- [TASK DIRECTIONS] Copy every line of the records below where the word "object" occurs.

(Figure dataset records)
· · ·

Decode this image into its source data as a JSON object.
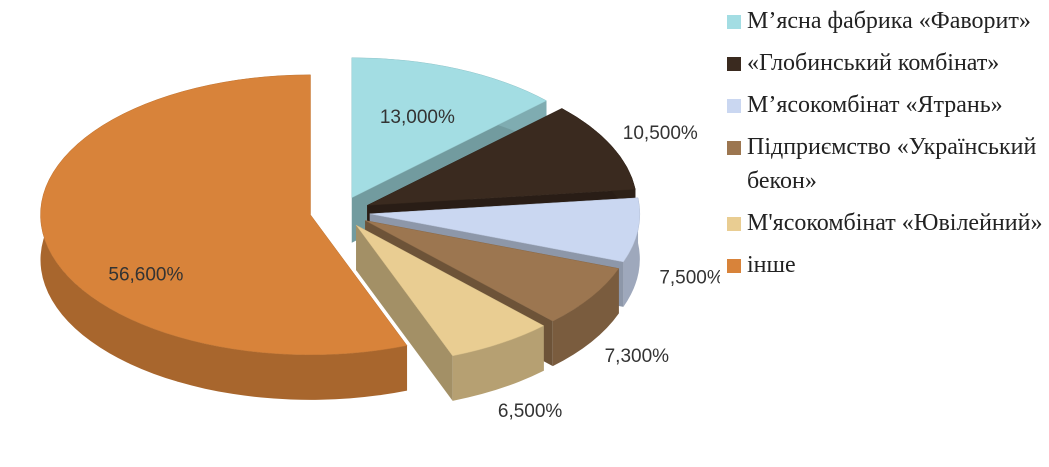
{
  "chart_data": {
    "type": "pie3d",
    "categories": [
      "М’ясна фабрика «Фаворит»",
      "«Глобинський комбінат»",
      "М’ясокомбінат «Ятрань»",
      "Підприємство «Український бекон»",
      "М'ясокомбінат «Ювілейний»",
      "інше"
    ],
    "values": [
      13,
      10.5,
      7.5,
      7.3,
      6.5,
      56.6
    ],
    "value_labels": [
      "13,000%",
      "10,500%",
      "7,500%",
      "7,300%",
      "6,500%",
      "56,600%"
    ],
    "colors": [
      "#a3dde3",
      "#3a2a1f",
      "#cad7f1",
      "#9c7650",
      "#e9cd92",
      "#d8833a"
    ],
    "legend": "right"
  }
}
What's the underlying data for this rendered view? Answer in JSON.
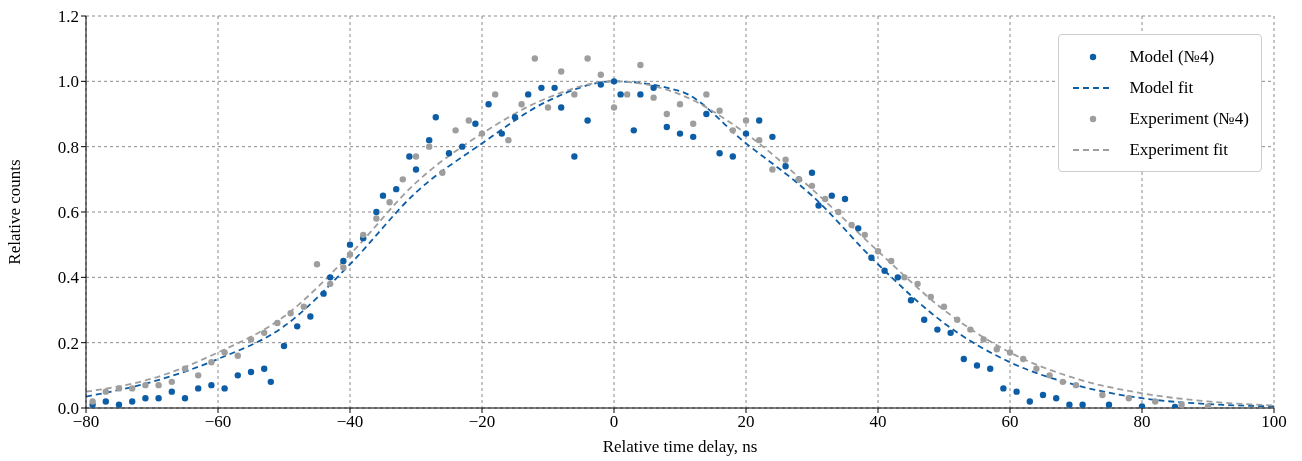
{
  "chart_data": {
    "type": "scatter",
    "xlabel": "Relative time delay, ns",
    "ylabel": "Relative counts",
    "xlim": [
      -80,
      100
    ],
    "xticks": [
      {
        "value": -80,
        "label": "−80"
      },
      {
        "value": -60,
        "label": "−60"
      },
      {
        "value": -40,
        "label": "−40"
      },
      {
        "value": -20,
        "label": "−20"
      },
      0,
      20,
      40,
      60,
      80,
      100
    ],
    "ylim": [
      0,
      1.2
    ],
    "yticks": [
      {
        "value": 0,
        "label": "0.0"
      },
      0.2,
      0.4,
      0.6,
      0.8,
      {
        "value": 1,
        "label": "1.0"
      },
      1.2
    ],
    "grid": true,
    "legend": "top right",
    "series": [
      {
        "name": "Model (№4)",
        "type": "scatter",
        "marker": "circle",
        "color": "#0c5da5",
        "x": [
          -79,
          -77,
          -75,
          -73,
          -71,
          -69,
          -67,
          -65,
          -63,
          -61,
          -59,
          -57,
          -55,
          -53,
          -52,
          -50,
          -48,
          -46,
          -44,
          -43,
          -41,
          -40,
          -38,
          -36,
          -35,
          -33,
          -31,
          -30,
          -28,
          -27,
          -25,
          -23,
          -21,
          -19,
          -17,
          -15,
          -13,
          -11,
          -9,
          -8,
          -6,
          -4,
          -2,
          0,
          1,
          3,
          4,
          6,
          8,
          10,
          12,
          14,
          16,
          18,
          20,
          22,
          24,
          26,
          28,
          30,
          31,
          33,
          35,
          37,
          39,
          41,
          43,
          45,
          47,
          49,
          51,
          53,
          55,
          57,
          59,
          61,
          63,
          65,
          67,
          69,
          71,
          75,
          80,
          85
        ],
        "values": [
          0.01,
          0.02,
          0.01,
          0.02,
          0.03,
          0.03,
          0.05,
          0.03,
          0.06,
          0.07,
          0.06,
          0.1,
          0.11,
          0.12,
          0.08,
          0.19,
          0.25,
          0.28,
          0.35,
          0.4,
          0.45,
          0.5,
          0.52,
          0.6,
          0.65,
          0.67,
          0.77,
          0.73,
          0.82,
          0.89,
          0.78,
          0.8,
          0.87,
          0.93,
          0.84,
          0.89,
          0.96,
          0.98,
          0.98,
          0.92,
          0.77,
          0.88,
          0.99,
          1.0,
          0.96,
          0.85,
          0.96,
          0.98,
          0.86,
          0.84,
          0.83,
          0.9,
          0.78,
          0.77,
          0.84,
          0.88,
          0.83,
          0.74,
          0.7,
          0.72,
          0.62,
          0.65,
          0.64,
          0.55,
          0.46,
          0.42,
          0.4,
          0.33,
          0.27,
          0.24,
          0.23,
          0.15,
          0.13,
          0.12,
          0.06,
          0.05,
          0.02,
          0.04,
          0.03,
          0.01,
          0.01,
          0.01,
          0.005,
          0.003
        ]
      },
      {
        "name": "Model fit",
        "type": "line",
        "marker": "none",
        "line_style": "dashed",
        "color": "#0c5da5",
        "x": [
          -80,
          -70,
          -60,
          -50,
          -40,
          -30,
          -20,
          -10,
          0,
          10,
          20,
          30,
          40,
          50,
          60,
          70,
          80,
          90,
          100
        ],
        "values": [
          0.035,
          0.08,
          0.15,
          0.25,
          0.44,
          0.66,
          0.81,
          0.94,
          1.0,
          0.97,
          0.81,
          0.65,
          0.44,
          0.26,
          0.14,
          0.07,
          0.03,
          0.012,
          0.005
        ]
      },
      {
        "name": "Experiment (№4)",
        "type": "scatter",
        "marker": "circle",
        "color": "#9e9e9e",
        "x": [
          -79,
          -77,
          -75,
          -73,
          -71,
          -69,
          -67,
          -65,
          -63,
          -61,
          -59,
          -57,
          -55,
          -53,
          -51,
          -49,
          -47,
          -45,
          -43,
          -41,
          -40,
          -38,
          -36,
          -34,
          -32,
          -30,
          -28,
          -26,
          -24,
          -22,
          -20,
          -18,
          -16,
          -14,
          -12,
          -10,
          -8,
          -6,
          -4,
          -2,
          0,
          2,
          4,
          6,
          8,
          10,
          12,
          14,
          16,
          18,
          20,
          22,
          24,
          26,
          28,
          30,
          32,
          34,
          36,
          38,
          40,
          42,
          44,
          46,
          48,
          50,
          52,
          54,
          56,
          58,
          60,
          62,
          64,
          66,
          68,
          70,
          74,
          78,
          82,
          86,
          90
        ],
        "values": [
          0.02,
          0.05,
          0.06,
          0.06,
          0.07,
          0.07,
          0.08,
          0.12,
          0.1,
          0.14,
          0.17,
          0.16,
          0.21,
          0.23,
          0.26,
          0.29,
          0.31,
          0.44,
          0.38,
          0.43,
          0.47,
          0.53,
          0.58,
          0.63,
          0.7,
          0.77,
          0.8,
          0.72,
          0.85,
          0.88,
          0.84,
          0.96,
          0.82,
          0.93,
          1.07,
          0.92,
          1.03,
          0.96,
          1.07,
          1.02,
          0.92,
          0.96,
          1.05,
          0.95,
          0.9,
          0.93,
          0.87,
          0.96,
          0.91,
          0.85,
          0.88,
          0.82,
          0.73,
          0.76,
          0.7,
          0.68,
          0.64,
          0.6,
          0.56,
          0.53,
          0.48,
          0.45,
          0.4,
          0.38,
          0.34,
          0.31,
          0.27,
          0.24,
          0.21,
          0.18,
          0.17,
          0.15,
          0.12,
          0.1,
          0.08,
          0.07,
          0.04,
          0.03,
          0.02,
          0.01,
          0.005
        ]
      },
      {
        "name": "Experiment fit",
        "type": "line",
        "marker": "none",
        "line_style": "dashed",
        "color": "#9e9e9e",
        "x": [
          -80,
          -70,
          -60,
          -50,
          -40,
          -30,
          -20,
          -10,
          0,
          10,
          20,
          30,
          40,
          50,
          60,
          70,
          80,
          90,
          100
        ],
        "values": [
          0.05,
          0.09,
          0.17,
          0.28,
          0.47,
          0.69,
          0.84,
          0.95,
          1.0,
          0.96,
          0.84,
          0.67,
          0.48,
          0.3,
          0.17,
          0.09,
          0.045,
          0.02,
          0.008
        ]
      }
    ]
  }
}
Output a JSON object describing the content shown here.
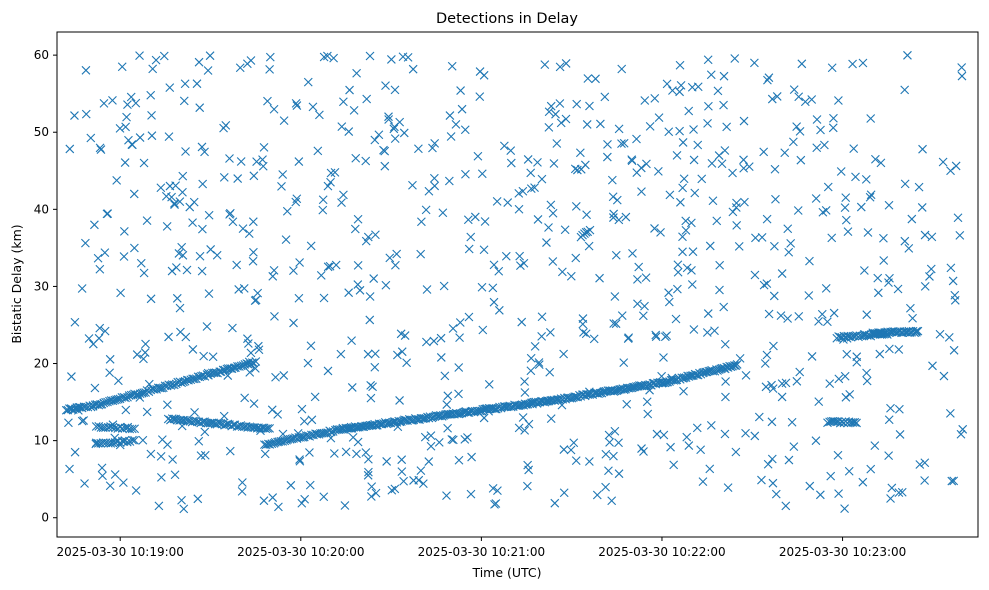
{
  "chart_data": {
    "type": "scatter",
    "title": "Detections in Delay",
    "xlabel": "Time (UTC)",
    "ylabel": "Bistatic Delay (km)",
    "x_unit": "UTC time",
    "xlim": [
      "2025-03-30 10:18:39",
      "2025-03-30 10:23:45"
    ],
    "ylim": [
      -2.5,
      63
    ],
    "x_ticks": [
      {
        "value": "2025-03-30 10:19:00",
        "label": "2025-03-30 10:19:00"
      },
      {
        "value": "2025-03-30 10:20:00",
        "label": "2025-03-30 10:20:00"
      },
      {
        "value": "2025-03-30 10:21:00",
        "label": "2025-03-30 10:21:00"
      },
      {
        "value": "2025-03-30 10:22:00",
        "label": "2025-03-30 10:22:00"
      },
      {
        "value": "2025-03-30 10:23:00",
        "label": "2025-03-30 10:23:00"
      }
    ],
    "y_ticks": [
      0,
      10,
      20,
      30,
      40,
      50,
      60
    ],
    "grid": false,
    "legend": "none",
    "marker": "x",
    "marker_color": "#1f77b4",
    "series": [
      {
        "name": "",
        "color": "#1f77b4",
        "marker": "x",
        "tracks": [
          {
            "start": "2025-03-30 10:18:42",
            "end": "2025-03-30 10:18:51",
            "y_start": 14.0,
            "y_end": 14.5,
            "step_s": 0.6
          },
          {
            "start": "2025-03-30 10:18:51",
            "end": "2025-03-30 10:19:45",
            "y_start": 14.5,
            "y_end": 20.2,
            "step_s": 0.6
          },
          {
            "start": "2025-03-30 10:19:16",
            "end": "2025-03-30 10:19:50",
            "y_start": 12.8,
            "y_end": 11.5,
            "step_s": 0.6
          },
          {
            "start": "2025-03-30 10:19:48",
            "end": "2025-03-30 10:20:14",
            "y_start": 9.5,
            "y_end": 11.5,
            "step_s": 0.6
          },
          {
            "start": "2025-03-30 10:20:14",
            "end": "2025-03-30 10:21:20",
            "y_start": 11.5,
            "y_end": 15.0,
            "step_s": 0.5
          },
          {
            "start": "2025-03-30 10:21:20",
            "end": "2025-03-30 10:22:00",
            "y_start": 15.0,
            "y_end": 17.5,
            "step_s": 0.5
          },
          {
            "start": "2025-03-30 10:22:00",
            "end": "2025-03-30 10:22:25",
            "y_start": 17.5,
            "y_end": 19.8,
            "step_s": 0.5
          },
          {
            "start": "2025-03-30 10:22:58",
            "end": "2025-03-30 10:23:15",
            "y_start": 23.4,
            "y_end": 23.8,
            "step_s": 0.6
          },
          {
            "start": "2025-03-30 10:23:10",
            "end": "2025-03-30 10:23:25",
            "y_start": 24.0,
            "y_end": 24.1,
            "step_s": 0.5
          },
          {
            "start": "2025-03-30 10:22:55",
            "end": "2025-03-30 10:23:05",
            "y_start": 12.4,
            "y_end": 12.4,
            "step_s": 0.6
          },
          {
            "start": "2025-03-30 10:18:52",
            "end": "2025-03-30 10:19:05",
            "y_start": 11.8,
            "y_end": 11.6,
            "step_s": 0.8
          },
          {
            "start": "2025-03-30 10:18:52",
            "end": "2025-03-30 10:19:05",
            "y_start": 9.6,
            "y_end": 10.0,
            "step_s": 0.8
          },
          {
            "start": "2025-03-30 10:21:33",
            "end": "2025-03-30 10:21:36",
            "y_start": 36.5,
            "y_end": 37.2,
            "step_s": 0.6
          }
        ],
        "clutter": {
          "count": 860,
          "start": "2025-03-30 10:18:42",
          "end": "2025-03-30 10:23:40",
          "y_min": 1.0,
          "y_max": 60.0
        }
      }
    ]
  }
}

· · ·

- [EXPECTED OUTPUT]
Decode this image into its source data as a JSON object.
Output a JSON object describing the content shown here.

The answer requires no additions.